### Reading text

* * * *

I and all the others in bug #374057 are criticizing that the gentoo ebuild is
unconditionally building a gtk3 gnome mplayer, even in pure gtk2 environments
with the -gtk3 USE flag set (or can't be emerged at all if gtk3 is masked).

Please accept that in gtk2 environments no gtk3 settings are present
(and it is not the user's duty to set them manually). Hence gtk3 applications
result in suboptimal to inacceptable user experience, and native gtk2 applications should be provided if possible, because this solves all
these user interface issues.

And this is easily possible for gnome mplayer, because the upstream build
supports both building a native gtk2 and a native gtk3 gnome mplayer,
just by changing a single option of the configure script.

However, the ebuild has hardwired that option to gtk3 instead of setting it conditionally based on the gtk3 USE flag (like a dozen other ebuilds do), 
and *that* should be changed.
Comment 16 Rafał Mużyło 2011-09-15 19:50:03 UTC
In such case, bug 374057 comment 20 is the complete summary of the problem - rest of it is just bitching.

Again, as for xfce, it's quite a bit alike to KDE and qt4.
xfce 4.10 will still be gtk2, cause at the time it was decided, gtk3 was still not released - xfce has a longer release schedule than Gnome http://wiki.xfce.org/releng/4.10/roadmap.
But gtk+ 3.2 should be just around the corner and after xfce 4.10 release (planned in January), things might change for the next release.

* * * *

### Data listing
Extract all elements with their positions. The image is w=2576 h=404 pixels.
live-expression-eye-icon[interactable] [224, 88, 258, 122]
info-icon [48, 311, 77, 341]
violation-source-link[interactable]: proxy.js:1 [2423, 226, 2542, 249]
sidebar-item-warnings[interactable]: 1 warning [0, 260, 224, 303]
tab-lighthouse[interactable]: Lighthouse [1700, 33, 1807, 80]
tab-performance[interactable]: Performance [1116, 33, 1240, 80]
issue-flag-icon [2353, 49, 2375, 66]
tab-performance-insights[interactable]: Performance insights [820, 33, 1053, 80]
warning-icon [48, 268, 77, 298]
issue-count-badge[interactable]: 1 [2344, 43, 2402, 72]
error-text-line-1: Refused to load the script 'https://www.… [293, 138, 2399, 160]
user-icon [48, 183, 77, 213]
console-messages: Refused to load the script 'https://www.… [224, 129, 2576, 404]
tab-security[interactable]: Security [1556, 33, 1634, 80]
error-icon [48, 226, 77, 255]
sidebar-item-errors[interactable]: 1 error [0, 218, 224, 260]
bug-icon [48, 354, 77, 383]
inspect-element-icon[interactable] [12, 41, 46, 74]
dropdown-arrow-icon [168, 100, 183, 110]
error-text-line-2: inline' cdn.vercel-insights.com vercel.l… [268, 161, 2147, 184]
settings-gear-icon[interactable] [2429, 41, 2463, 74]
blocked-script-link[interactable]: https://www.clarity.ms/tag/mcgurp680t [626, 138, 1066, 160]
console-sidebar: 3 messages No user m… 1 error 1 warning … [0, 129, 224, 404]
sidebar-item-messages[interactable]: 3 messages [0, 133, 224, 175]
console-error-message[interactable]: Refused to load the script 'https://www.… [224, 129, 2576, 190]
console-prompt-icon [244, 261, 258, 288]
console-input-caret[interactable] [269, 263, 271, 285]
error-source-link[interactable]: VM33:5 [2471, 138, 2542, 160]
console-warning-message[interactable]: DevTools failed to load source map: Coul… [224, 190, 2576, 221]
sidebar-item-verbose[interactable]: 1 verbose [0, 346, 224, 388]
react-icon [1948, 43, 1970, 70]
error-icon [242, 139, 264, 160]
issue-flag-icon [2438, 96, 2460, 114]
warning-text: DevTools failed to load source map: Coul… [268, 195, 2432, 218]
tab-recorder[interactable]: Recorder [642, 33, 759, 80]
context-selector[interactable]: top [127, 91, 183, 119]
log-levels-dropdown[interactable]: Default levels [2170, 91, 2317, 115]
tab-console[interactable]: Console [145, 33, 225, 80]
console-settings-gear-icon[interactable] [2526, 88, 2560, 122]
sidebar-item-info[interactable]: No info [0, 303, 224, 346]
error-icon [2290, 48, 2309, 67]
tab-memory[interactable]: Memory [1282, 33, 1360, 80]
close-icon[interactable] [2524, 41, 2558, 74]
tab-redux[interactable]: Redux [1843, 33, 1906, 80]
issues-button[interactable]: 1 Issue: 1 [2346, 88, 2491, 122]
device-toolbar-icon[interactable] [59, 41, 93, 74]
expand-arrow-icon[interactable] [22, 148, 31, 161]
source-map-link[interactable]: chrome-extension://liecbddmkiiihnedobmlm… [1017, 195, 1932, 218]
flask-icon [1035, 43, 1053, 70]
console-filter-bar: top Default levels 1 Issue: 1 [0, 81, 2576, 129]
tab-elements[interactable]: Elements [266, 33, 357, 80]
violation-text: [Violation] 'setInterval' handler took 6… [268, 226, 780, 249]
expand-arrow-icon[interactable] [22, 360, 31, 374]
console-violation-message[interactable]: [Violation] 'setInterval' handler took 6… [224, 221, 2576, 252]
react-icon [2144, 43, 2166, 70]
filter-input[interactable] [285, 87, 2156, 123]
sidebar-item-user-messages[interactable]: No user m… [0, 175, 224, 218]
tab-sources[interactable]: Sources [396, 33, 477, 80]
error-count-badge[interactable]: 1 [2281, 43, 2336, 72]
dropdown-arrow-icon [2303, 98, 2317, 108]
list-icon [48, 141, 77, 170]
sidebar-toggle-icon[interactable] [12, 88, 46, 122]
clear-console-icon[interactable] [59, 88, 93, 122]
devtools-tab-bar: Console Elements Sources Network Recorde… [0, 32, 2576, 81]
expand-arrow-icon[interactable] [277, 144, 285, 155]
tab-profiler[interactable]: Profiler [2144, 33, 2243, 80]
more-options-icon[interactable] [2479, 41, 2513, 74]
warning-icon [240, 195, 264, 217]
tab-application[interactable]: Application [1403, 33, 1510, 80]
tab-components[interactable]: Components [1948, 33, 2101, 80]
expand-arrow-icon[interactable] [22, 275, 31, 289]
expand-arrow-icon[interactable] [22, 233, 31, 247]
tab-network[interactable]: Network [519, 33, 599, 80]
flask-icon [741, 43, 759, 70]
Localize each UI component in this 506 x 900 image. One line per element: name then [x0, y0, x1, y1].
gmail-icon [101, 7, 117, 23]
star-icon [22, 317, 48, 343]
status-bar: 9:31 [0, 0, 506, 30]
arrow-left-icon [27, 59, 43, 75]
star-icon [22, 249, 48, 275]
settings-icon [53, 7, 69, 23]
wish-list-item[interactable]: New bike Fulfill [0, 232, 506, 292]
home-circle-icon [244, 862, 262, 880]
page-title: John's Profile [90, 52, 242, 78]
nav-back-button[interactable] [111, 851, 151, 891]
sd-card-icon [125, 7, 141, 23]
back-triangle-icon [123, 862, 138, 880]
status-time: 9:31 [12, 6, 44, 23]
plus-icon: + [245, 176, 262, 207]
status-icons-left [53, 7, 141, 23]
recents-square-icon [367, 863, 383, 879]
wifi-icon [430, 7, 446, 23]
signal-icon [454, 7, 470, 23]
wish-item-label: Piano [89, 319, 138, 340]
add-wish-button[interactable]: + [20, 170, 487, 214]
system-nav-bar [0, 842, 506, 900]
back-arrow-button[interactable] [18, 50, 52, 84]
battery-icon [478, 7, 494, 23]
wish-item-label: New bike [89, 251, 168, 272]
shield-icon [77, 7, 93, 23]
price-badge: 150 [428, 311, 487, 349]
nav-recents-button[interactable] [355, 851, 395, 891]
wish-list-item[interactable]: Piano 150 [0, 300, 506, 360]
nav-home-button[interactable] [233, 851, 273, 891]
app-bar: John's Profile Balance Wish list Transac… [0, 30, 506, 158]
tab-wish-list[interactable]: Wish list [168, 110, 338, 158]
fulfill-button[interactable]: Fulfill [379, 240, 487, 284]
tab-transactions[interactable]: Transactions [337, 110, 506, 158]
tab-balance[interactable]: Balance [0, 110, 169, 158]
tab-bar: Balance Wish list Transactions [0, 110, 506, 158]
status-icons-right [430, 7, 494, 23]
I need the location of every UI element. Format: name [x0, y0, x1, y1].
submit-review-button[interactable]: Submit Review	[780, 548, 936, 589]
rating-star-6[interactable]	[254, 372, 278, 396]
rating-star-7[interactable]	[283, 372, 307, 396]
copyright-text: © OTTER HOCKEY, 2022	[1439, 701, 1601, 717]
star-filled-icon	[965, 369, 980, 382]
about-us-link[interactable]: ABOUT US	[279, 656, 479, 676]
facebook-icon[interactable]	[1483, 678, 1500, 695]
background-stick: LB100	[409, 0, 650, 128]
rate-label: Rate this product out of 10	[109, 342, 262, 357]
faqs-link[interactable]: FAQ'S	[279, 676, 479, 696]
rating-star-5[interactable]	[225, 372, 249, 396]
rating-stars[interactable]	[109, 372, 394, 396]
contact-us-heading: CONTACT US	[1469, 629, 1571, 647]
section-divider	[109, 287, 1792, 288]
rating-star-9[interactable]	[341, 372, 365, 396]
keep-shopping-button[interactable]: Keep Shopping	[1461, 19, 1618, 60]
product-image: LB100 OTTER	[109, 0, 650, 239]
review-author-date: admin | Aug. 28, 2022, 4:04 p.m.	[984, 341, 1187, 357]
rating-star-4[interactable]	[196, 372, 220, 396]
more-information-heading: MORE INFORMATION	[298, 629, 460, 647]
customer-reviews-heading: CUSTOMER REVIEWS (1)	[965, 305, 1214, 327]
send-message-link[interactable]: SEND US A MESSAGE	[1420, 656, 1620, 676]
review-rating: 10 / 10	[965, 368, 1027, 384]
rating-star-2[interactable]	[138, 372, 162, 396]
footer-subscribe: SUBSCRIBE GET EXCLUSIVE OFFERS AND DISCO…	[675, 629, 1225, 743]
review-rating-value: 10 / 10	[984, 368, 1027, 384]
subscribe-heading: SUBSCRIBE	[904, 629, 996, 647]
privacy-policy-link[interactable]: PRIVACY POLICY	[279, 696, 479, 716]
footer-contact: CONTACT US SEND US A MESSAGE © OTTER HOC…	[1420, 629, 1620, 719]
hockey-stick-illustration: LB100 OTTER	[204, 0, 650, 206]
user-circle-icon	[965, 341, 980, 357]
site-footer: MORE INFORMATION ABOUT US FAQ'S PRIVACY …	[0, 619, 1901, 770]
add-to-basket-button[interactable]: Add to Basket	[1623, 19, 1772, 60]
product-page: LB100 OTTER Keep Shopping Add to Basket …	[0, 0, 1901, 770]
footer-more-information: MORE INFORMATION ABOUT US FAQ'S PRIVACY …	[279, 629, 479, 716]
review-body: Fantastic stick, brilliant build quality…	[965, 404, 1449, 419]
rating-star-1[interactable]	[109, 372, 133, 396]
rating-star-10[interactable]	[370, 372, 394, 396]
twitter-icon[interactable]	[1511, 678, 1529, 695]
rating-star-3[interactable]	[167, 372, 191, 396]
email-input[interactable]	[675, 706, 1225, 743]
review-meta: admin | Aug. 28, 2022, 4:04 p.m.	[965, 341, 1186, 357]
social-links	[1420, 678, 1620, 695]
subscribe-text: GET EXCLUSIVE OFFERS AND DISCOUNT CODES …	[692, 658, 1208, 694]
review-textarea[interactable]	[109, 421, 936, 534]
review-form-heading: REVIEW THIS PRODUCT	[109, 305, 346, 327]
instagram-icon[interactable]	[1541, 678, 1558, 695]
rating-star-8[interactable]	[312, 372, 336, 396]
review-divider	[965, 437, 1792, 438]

* * * *

Please continue the bug discussion about the gnome-mplayer ebuild from where it stops. The records have no connection to the text about the Gentoo gnome-mplayer bug.

I'd say it's a bit of chicken-egg - if there's no push to adopt gtk3, it will slow down things, if there is, things will eventually get moving.


Though I don't use xfce either, so it's not like I really care.
Comment 17 Klaus Kusche 2011-09-16 09:21:30 UTC
(In reply to comment #16)
> In such case, bug 374057 comment 20 is the complete summary of the problem -
> rest of it is just bitching.

Comment #20 is fundamentally wrong in 3 ways:

1.) Gentoo is not the internal toy of developers only.
It also is (or pretends to be) an end-user distribution.

For the end user, "Choice" in Gentoo is about setting USE flags, 
choosing a kernel, and so on.

Maintainers must *not* assume that the average Gentoo user is able (or willing)
to understand and/or modify ebuilds or to apply patches to them
(just like the maintainer may not assume that the user is able or willing
to manually create or modify config files): That's not among the abilities
an end user is expected to have, and it is also not among the duties of the
end user to express his choices by editing ebuilds.

It is the duty of the end user to set his USE flags correctly
(and gtk3 is among the USE flags gentoo provides),
and it is the duty of the ebuild to adapt accordingly.

2.) In the meantime we know that the transition to gtk3 (for non-gnome users)
will *not* be quick (as you described for xfce), it is likely to take >>1 year.

Hence, the need for intermediate solutions has considerably increased
since comment #20 was written, the assumption that the world will be gtk3 only
anyway within months was just plain wrong.

3.) It is correct that the developer decides what his software supports or
requires (and what he is not going to support). But the developer is upstream, 
the person who wrote the software, not the one who packaged the ebuild.

And in the case of gnome mplayer, the developer decided that it is necessary
to provide both gtk2 and gtk3 versions.

It is the duty of the package maintainer to make the features the developer
implemented available to the users of the distribution, and it is not
his job to question or overrule the decisions made by the original developer.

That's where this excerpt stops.